- _TASK_
Check each line of the material below, and copy it if it holds the string "Minutes".

— start MATERIAL PROVIDED —

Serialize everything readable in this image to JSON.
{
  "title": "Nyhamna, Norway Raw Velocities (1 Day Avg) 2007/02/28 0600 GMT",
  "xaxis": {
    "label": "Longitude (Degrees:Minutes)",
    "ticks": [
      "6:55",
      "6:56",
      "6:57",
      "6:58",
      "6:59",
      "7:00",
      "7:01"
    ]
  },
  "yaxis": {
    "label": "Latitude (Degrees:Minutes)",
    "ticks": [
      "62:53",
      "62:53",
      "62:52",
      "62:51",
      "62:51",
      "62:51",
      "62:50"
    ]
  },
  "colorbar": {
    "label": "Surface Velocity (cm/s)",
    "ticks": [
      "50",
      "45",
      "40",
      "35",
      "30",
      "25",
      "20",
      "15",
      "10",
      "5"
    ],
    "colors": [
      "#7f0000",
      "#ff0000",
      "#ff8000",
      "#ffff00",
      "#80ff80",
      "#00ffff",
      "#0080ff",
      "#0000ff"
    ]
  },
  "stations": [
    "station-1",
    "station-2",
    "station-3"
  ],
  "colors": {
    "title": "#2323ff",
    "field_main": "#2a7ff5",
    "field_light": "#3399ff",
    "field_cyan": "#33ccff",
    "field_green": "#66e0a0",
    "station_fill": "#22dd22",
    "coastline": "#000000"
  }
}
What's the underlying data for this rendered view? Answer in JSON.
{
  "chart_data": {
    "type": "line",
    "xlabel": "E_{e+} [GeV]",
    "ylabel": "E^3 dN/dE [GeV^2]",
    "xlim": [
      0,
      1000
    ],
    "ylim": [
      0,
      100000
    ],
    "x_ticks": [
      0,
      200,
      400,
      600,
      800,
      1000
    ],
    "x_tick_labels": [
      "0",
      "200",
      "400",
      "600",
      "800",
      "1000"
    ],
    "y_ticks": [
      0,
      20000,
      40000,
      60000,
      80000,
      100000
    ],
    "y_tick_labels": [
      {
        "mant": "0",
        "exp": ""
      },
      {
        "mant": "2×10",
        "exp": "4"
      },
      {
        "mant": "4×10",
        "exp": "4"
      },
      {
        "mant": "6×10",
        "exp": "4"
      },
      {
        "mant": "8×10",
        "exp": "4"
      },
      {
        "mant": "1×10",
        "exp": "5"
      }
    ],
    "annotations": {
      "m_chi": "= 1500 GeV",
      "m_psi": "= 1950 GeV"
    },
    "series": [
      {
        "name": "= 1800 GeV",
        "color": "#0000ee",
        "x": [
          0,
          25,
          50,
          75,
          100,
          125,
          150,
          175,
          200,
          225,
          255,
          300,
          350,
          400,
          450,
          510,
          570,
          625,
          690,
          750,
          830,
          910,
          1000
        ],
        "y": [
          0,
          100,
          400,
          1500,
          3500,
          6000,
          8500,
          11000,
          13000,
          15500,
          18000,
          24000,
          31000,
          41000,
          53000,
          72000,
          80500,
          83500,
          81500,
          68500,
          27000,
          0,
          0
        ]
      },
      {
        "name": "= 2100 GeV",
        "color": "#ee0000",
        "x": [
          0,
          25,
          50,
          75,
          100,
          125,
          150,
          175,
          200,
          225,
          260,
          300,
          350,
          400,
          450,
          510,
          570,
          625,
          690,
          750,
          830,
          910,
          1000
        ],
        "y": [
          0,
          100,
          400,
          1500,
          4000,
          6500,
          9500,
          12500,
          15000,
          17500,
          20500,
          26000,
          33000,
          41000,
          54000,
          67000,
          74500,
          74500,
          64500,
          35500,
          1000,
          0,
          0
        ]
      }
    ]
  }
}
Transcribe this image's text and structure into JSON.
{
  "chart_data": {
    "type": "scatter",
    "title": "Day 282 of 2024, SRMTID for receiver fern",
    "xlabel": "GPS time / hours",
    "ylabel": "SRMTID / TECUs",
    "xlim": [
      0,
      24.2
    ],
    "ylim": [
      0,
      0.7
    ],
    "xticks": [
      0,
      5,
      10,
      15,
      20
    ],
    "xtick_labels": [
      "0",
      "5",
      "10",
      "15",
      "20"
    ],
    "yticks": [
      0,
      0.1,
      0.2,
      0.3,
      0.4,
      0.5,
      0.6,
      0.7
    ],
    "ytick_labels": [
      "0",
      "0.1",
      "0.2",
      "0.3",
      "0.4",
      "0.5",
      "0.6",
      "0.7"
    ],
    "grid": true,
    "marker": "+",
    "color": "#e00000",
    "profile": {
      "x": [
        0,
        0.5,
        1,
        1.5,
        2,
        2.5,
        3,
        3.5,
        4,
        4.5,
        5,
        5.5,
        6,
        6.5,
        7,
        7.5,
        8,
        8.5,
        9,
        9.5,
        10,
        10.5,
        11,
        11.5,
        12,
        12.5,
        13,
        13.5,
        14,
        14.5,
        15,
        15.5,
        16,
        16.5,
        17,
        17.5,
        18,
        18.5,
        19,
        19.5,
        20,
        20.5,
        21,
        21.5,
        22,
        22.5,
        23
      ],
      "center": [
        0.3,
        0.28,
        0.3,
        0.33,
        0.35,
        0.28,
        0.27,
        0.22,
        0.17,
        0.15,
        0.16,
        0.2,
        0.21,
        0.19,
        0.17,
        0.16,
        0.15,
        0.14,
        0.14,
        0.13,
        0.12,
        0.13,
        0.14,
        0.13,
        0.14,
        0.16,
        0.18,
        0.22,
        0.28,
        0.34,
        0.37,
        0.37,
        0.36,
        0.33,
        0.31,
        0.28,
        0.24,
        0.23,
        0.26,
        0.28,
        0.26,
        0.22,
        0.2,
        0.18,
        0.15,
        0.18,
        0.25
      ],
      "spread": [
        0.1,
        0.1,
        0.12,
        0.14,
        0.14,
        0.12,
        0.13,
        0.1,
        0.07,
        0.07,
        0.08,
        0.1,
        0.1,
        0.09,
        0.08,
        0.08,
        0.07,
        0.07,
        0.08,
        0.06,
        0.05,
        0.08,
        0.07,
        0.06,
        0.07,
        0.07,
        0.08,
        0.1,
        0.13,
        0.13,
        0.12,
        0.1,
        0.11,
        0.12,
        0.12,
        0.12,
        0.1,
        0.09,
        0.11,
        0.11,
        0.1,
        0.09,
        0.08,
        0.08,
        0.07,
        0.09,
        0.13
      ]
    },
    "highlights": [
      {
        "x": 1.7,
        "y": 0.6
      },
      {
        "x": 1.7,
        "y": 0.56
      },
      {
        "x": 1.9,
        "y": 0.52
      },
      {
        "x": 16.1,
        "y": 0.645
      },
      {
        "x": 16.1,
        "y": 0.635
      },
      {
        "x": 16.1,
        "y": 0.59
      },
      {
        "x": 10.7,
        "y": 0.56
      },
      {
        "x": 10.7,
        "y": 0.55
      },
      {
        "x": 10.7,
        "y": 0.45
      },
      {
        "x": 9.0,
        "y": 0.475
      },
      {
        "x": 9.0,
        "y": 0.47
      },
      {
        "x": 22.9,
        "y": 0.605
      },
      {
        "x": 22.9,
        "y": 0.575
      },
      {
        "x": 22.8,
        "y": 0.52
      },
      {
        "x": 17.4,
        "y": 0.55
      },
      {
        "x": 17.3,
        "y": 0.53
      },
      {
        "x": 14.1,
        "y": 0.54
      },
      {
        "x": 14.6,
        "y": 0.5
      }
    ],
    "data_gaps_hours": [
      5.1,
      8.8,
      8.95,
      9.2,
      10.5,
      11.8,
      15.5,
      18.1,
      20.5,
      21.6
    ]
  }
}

— end MATERIAL PROVIDED —

- _ANSWER FOR THE TASK_
    "label": "Longitude (Degrees:Minutes)",
    "label": "Latitude (Degrees:Minutes)",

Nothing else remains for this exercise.